WRITTEN INSTRUCTION | Set down the material once more, exactly as it appears.
====================
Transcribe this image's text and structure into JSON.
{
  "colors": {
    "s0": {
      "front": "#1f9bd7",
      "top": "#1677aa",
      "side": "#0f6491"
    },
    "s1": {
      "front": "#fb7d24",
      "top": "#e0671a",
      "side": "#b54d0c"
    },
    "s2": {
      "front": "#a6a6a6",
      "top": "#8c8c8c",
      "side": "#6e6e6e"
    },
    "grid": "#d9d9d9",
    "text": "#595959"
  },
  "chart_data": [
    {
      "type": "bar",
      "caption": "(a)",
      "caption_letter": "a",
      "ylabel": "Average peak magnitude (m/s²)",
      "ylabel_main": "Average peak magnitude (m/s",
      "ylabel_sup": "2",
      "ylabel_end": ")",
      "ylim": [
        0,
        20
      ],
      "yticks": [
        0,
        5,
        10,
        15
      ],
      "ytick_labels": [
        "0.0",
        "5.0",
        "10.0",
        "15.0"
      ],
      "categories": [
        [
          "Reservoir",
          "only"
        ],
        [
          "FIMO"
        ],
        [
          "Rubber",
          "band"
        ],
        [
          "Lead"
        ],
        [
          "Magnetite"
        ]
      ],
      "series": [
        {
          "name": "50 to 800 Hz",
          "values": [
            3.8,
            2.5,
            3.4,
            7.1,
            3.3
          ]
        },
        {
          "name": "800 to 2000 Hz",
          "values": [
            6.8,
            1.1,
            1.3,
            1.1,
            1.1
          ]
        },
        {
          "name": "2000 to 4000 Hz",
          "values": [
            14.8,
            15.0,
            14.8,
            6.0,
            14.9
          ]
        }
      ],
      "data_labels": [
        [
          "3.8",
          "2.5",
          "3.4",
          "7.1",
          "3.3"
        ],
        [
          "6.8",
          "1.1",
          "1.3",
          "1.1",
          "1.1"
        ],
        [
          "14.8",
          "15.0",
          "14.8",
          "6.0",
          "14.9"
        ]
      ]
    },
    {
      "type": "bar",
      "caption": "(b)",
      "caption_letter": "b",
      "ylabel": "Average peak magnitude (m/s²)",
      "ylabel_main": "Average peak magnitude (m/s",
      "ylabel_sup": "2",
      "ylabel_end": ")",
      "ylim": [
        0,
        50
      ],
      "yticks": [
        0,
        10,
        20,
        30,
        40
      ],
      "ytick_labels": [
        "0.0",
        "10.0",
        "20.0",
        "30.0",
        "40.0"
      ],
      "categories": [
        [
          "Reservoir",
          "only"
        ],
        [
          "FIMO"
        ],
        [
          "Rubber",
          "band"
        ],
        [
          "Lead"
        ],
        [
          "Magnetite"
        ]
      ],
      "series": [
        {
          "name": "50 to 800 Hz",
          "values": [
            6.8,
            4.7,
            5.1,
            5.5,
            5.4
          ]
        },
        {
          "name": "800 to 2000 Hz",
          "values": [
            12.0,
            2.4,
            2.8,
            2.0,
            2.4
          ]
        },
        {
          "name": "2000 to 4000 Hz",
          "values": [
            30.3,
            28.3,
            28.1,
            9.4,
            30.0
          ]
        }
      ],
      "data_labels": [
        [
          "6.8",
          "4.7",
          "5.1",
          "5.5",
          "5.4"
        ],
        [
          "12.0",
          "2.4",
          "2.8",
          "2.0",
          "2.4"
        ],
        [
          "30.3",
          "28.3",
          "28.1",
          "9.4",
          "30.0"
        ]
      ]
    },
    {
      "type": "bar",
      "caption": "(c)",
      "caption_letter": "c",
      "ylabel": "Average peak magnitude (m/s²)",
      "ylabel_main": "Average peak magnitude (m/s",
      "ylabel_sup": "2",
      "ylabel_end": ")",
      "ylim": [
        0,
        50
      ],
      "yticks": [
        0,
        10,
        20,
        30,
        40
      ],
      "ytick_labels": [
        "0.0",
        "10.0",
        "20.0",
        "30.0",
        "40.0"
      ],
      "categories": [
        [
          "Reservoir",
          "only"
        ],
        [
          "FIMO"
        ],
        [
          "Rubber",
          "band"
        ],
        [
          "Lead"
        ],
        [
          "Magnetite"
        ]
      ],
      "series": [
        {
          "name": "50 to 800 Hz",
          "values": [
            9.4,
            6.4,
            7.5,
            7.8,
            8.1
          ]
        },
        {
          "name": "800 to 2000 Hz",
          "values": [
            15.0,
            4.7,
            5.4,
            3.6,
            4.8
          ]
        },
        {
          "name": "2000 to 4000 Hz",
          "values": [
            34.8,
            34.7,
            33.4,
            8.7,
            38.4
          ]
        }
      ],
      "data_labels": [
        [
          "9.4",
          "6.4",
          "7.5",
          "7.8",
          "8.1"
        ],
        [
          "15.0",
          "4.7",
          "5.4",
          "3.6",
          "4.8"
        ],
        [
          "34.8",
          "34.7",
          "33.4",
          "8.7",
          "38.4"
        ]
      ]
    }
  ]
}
====================
OUTPUT FOR THIS EXERCISE |
Transcribe this image's text and structure into JSON.
{
  "colors": {
    "s0": {
      "front": "#1f9bd7",
      "top": "#1677aa",
      "side": "#0f6491"
    },
    "s1": {
      "front": "#fb7d24",
      "top": "#e0671a",
      "side": "#b54d0c"
    },
    "s2": {
      "front": "#a6a6a6",
      "top": "#8c8c8c",
      "side": "#6e6e6e"
    },
    "grid": "#d9d9d9",
    "text": "#595959"
  },
  "chart_data": [
    {
      "type": "bar",
      "caption": "(a)",
      "caption_letter": "a",
      "ylabel": "Average peak magnitude (m/s²)",
      "ylabel_main": "Average peak magnitude (m/s",
      "ylabel_sup": "2",
      "ylabel_end": ")",
      "ylim": [
        0,
        20
      ],
      "yticks": [
        0,
        5,
        10,
        15
      ],
      "ytick_labels": [
        "0.0",
        "5.0",
        "10.0",
        "15.0"
      ],
      "categories": [
        [
          "Reservoir",
          "only"
        ],
        [
          "FIMO"
        ],
        [
          "Rubber",
          "band"
        ],
        [
          "Lead"
        ],
        [
          "Magnetite"
        ]
      ],
      "series": [
        {
          "name": "50 to 800 Hz",
          "values": [
            3.8,
            2.5,
            3.4,
            7.1,
            3.3
          ]
        },
        {
          "name": "800 to 2000 Hz",
          "values": [
            6.8,
            1.1,
            1.3,
            1.1,
            1.1
          ]
        },
        {
          "name": "2000 to 4000 Hz",
          "values": [
            14.8,
            15.0,
            14.8,
            6.0,
            14.9
          ]
        }
      ],
      "data_labels": [
        [
          "3.8",
          "2.5",
          "3.4",
          "7.1",
          "3.3"
        ],
        [
          "6.8",
          "1.1",
          "1.3",
          "1.1",
          "1.1"
        ],
        [
          "14.8",
          "15.0",
          "14.8",
          "6.0",
          "14.9"
        ]
      ]
    },
    {
      "type": "bar",
      "caption": "(b)",
      "caption_letter": "b",
      "ylabel": "Average peak magnitude (m/s²)",
      "ylabel_main": "Average peak magnitude (m/s",
      "ylabel_sup": "2",
      "ylabel_end": ")",
      "ylim": [
        0,
        50
      ],
      "yticks": [
        0,
        10,
        20,
        30,
        40
      ],
      "ytick_labels": [
        "0.0",
        "10.0",
        "20.0",
        "30.0",
        "40.0"
      ],
      "categories": [
        [
          "Reservoir",
          "only"
        ],
        [
          "FIMO"
        ],
        [
          "Rubber",
          "band"
        ],
        [
          "Lead"
        ],
        [
          "Magnetite"
        ]
      ],
      "series": [
        {
          "name": "50 to 800 Hz",
          "values": [
            6.8,
            4.7,
            5.1,
            5.5,
            5.4
          ]
        },
        {
          "name": "800 to 2000 Hz",
          "values": [
            12.0,
            2.4,
            2.8,
            2.0,
            2.4
          ]
        },
        {
          "name": "2000 to 4000 Hz",
          "values": [
            30.3,
            28.3,
            28.1,
            9.4,
            30.0
          ]
        }
      ],
      "data_labels": [
        [
          "6.8",
          "4.7",
          "5.1",
          "5.5",
          "5.4"
        ],
        [
          "12.0",
          "2.4",
          "2.8",
          "2.0",
          "2.4"
        ],
        [
          "30.3",
          "28.3",
          "28.1",
          "9.4",
          "30.0"
        ]
      ]
    },
    {
      "type": "bar",
      "caption": "(c)",
      "caption_letter": "c",
      "ylabel": "Average peak magnitude (m/s²)",
      "ylabel_main": "Average peak magnitude (m/s",
      "ylabel_sup": "2",
      "ylabel_end": ")",
      "ylim": [
        0,
        50
      ],
      "yticks": [
        0,
        10,
        20,
        30,
        40
      ],
      "ytick_labels": [
        "0.0",
        "10.0",
        "20.0",
        "30.0",
        "40.0"
      ],
      "categories": [
        [
          "Reservoir",
          "only"
        ],
        [
          "FIMO"
        ],
        [
          "Rubber",
          "band"
        ],
        [
          "Lead"
        ],
        [
          "Magnetite"
        ]
      ],
      "series": [
        {
          "name": "50 to 800 Hz",
          "values": [
            9.4,
            6.4,
            7.5,
            7.8,
            8.1
          ]
        },
        {
          "name": "800 to 2000 Hz",
          "values": [
            15.0,
            4.7,
            5.4,
            3.6,
            4.8
          ]
        },
        {
          "name": "2000 to 4000 Hz",
          "values": [
            34.8,
            34.7,
            33.4,
            8.7,
            38.4
          ]
        }
      ],
      "data_labels": [
        [
          "9.4",
          "6.4",
          "7.5",
          "7.8",
          "8.1"
        ],
        [
          "15.0",
          "4.7",
          "5.4",
          "3.6",
          "4.8"
        ],
        [
          "34.8",
          "34.7",
          "33.4",
          "8.7",
          "38.4"
        ]
      ]
    }
  ]
}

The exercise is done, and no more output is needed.